== WHAT NEEDS TO BE DONE ==
Exactly as they appear, output all of the entries.

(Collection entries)
+-------+
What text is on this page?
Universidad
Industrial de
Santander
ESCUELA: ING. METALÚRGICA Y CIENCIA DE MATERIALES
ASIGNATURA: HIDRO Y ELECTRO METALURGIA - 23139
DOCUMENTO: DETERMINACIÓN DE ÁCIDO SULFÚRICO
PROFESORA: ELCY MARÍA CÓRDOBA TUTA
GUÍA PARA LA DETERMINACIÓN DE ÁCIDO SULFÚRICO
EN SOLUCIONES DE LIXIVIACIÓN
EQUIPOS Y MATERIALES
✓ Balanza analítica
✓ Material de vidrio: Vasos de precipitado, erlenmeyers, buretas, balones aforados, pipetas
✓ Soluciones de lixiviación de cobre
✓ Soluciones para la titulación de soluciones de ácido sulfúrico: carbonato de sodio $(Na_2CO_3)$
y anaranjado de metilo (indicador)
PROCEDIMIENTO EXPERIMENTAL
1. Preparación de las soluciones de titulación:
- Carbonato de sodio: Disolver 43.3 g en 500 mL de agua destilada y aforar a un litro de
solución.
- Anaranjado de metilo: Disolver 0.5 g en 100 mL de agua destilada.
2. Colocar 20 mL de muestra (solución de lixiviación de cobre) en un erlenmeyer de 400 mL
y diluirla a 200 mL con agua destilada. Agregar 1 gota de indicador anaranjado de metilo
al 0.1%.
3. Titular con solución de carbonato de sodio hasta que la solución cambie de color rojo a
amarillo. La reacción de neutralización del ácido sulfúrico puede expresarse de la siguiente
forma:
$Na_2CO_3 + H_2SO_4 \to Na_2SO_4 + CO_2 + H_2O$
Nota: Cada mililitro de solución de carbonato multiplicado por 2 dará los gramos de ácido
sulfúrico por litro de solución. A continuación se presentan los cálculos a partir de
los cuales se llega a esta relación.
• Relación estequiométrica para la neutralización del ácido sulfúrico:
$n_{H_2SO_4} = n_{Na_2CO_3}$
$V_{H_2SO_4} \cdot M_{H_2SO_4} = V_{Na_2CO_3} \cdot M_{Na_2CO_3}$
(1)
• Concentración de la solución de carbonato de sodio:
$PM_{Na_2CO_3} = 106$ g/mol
+-------+
== THE COMPLETED TASK ==
What text is on this page?
Universidad
Industrial de
Santander
ESCUELA: ING. METALÚRGICA Y CIENCIA DE MATERIALES
ASIGNATURA: HIDRO Y ELECTRO METALURGIA - 23139
DOCUMENTO: DETERMINACIÓN DE ÁCIDO SULFÚRICO
PROFESORA: ELCY MARÍA CÓRDOBA TUTA
GUÍA PARA LA DETERMINACIÓN DE ÁCIDO SULFÚRICO
EN SOLUCIONES DE LIXIVIACIÓN
EQUIPOS Y MATERIALES
✓ Balanza analítica
✓ Material de vidrio: Vasos de precipitado, erlenmeyers, buretas, balones aforados, pipetas
✓ Soluciones de lixiviación de cobre
✓ Soluciones para la titulación de soluciones de ácido sulfúrico: carbonato de sodio $(Na_2CO_3)$
y anaranjado de metilo (indicador)
PROCEDIMIENTO EXPERIMENTAL
1. Preparación de las soluciones de titulación:
- Carbonato de sodio: Disolver 43.3 g en 500 mL de agua destilada y aforar a un litro de
solución.
- Anaranjado de metilo: Disolver 0.5 g en 100 mL de agua destilada.
2. Colocar 20 mL de muestra (solución de lixiviación de cobre) en un erlenmeyer de 400 mL
y diluirla a 200 mL con agua destilada. Agregar 1 gota de indicador anaranjado de metilo
al 0.1%.
3. Titular con solución de carbonato de sodio hasta que la solución cambie de color rojo a
amarillo. La reacción de neutralización del ácido sulfúrico puede expresarse de la siguiente
forma:
$Na_2CO_3 + H_2SO_4 \to Na_2SO_4 + CO_2 + H_2O$
Nota: Cada mililitro de solución de carbonato multiplicado por 2 dará los gramos de ácido
sulfúrico por litro de solución. A continuación se presentan los cálculos a partir de
los cuales se llega a esta relación.
• Relación estequiométrica para la neutralización del ácido sulfúrico:
$n_{H_2SO_4} = n_{Na_2CO_3}$
$V_{H_2SO_4} \cdot M_{H_2SO_4} = V_{Na_2CO_3} \cdot M_{Na_2CO_3}$
(1)
• Concentración de la solución de carbonato de sodio:
$PM_{Na_2CO_3} = 106$ g/mol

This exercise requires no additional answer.